Given records:
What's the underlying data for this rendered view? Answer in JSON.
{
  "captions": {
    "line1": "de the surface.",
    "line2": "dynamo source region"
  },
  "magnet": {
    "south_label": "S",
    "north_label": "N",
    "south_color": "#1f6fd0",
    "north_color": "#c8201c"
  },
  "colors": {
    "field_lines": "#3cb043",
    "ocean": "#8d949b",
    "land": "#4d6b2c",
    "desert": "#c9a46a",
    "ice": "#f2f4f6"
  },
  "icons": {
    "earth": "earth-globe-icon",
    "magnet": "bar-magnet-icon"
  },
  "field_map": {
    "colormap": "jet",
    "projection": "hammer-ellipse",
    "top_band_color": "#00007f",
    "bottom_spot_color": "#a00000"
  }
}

Written request:
Extract the full listing above without alteration.

Written answer:
What's the underlying data for this rendered view? Answer in JSON.
{
  "captions": {
    "line1": "de the surface.",
    "line2": "dynamo source region"
  },
  "magnet": {
    "south_label": "S",
    "north_label": "N",
    "south_color": "#1f6fd0",
    "north_color": "#c8201c"
  },
  "colors": {
    "field_lines": "#3cb043",
    "ocean": "#8d949b",
    "land": "#4d6b2c",
    "desert": "#c9a46a",
    "ice": "#f2f4f6"
  },
  "icons": {
    "earth": "earth-globe-icon",
    "magnet": "bar-magnet-icon"
  },
  "field_map": {
    "colormap": "jet",
    "projection": "hammer-ellipse",
    "top_band_color": "#00007f",
    "bottom_spot_color": "#a00000"
  }
}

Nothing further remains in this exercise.